Copy out the lines that include the word "linha".

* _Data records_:
• • • • •

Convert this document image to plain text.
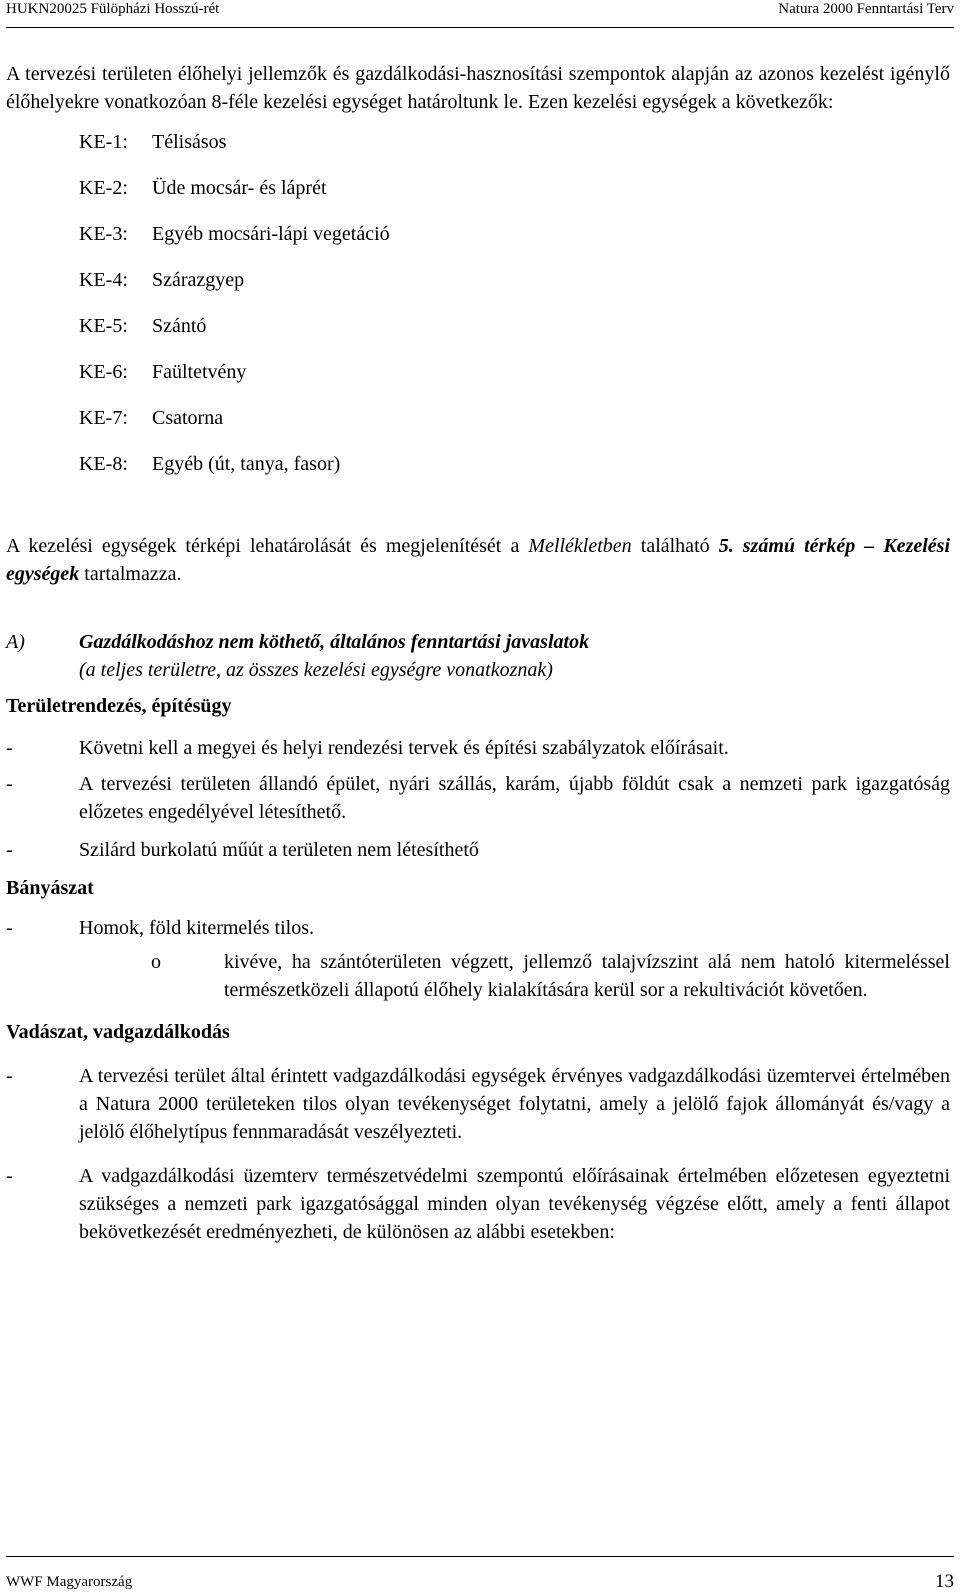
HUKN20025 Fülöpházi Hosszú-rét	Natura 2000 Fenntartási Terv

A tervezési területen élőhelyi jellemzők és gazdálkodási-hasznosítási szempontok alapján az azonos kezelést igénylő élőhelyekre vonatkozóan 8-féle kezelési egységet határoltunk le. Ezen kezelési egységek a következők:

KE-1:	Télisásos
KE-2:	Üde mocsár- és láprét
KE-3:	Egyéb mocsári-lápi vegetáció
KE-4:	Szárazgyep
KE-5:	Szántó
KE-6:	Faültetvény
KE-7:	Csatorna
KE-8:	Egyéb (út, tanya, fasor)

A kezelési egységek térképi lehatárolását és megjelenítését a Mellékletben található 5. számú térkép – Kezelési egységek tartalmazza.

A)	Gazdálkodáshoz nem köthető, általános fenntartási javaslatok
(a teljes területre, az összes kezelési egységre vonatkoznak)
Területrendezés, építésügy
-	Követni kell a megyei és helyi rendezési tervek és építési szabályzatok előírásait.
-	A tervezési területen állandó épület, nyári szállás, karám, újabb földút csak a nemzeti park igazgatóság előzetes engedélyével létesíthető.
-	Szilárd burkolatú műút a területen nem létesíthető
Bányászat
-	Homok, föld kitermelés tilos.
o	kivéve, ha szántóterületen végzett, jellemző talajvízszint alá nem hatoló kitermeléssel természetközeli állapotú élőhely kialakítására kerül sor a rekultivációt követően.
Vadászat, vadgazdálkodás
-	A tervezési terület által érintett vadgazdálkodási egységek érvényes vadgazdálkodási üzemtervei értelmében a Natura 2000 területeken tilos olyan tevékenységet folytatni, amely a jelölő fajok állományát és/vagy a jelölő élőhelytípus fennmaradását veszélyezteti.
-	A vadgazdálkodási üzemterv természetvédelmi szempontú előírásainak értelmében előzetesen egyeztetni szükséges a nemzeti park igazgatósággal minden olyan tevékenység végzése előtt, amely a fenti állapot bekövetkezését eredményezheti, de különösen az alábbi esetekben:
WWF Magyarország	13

• • • • •

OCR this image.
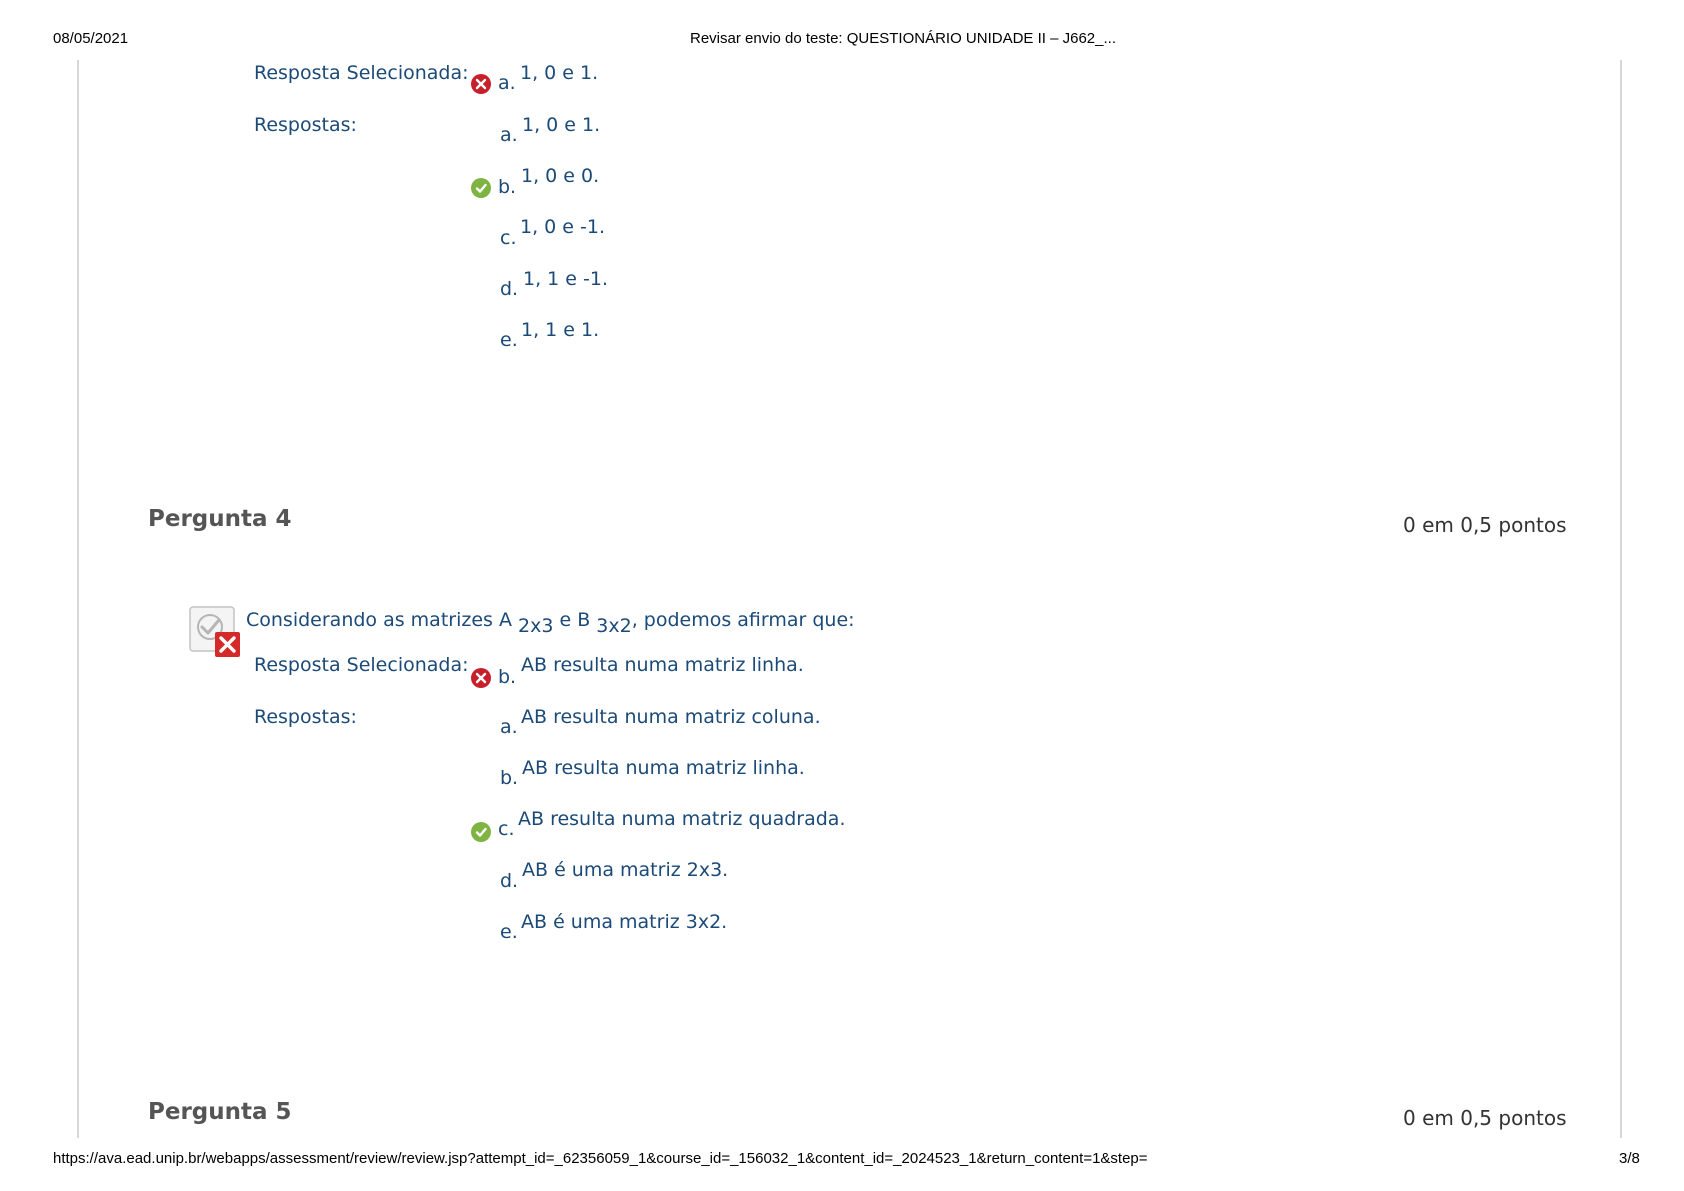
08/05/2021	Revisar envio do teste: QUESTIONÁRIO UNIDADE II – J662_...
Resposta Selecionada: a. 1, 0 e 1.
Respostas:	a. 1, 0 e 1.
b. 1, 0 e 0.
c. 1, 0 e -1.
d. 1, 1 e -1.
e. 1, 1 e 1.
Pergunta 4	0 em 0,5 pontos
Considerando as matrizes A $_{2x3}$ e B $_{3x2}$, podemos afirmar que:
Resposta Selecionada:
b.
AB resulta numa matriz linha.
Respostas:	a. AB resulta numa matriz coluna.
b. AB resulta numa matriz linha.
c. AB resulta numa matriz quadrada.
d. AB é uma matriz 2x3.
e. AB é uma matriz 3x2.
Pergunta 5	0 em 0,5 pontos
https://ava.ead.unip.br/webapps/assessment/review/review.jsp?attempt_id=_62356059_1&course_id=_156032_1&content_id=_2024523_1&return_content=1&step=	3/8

• • • • •

* _Completed exercise_:
AB resulta numa matriz linha.
b. AB resulta numa matriz linha.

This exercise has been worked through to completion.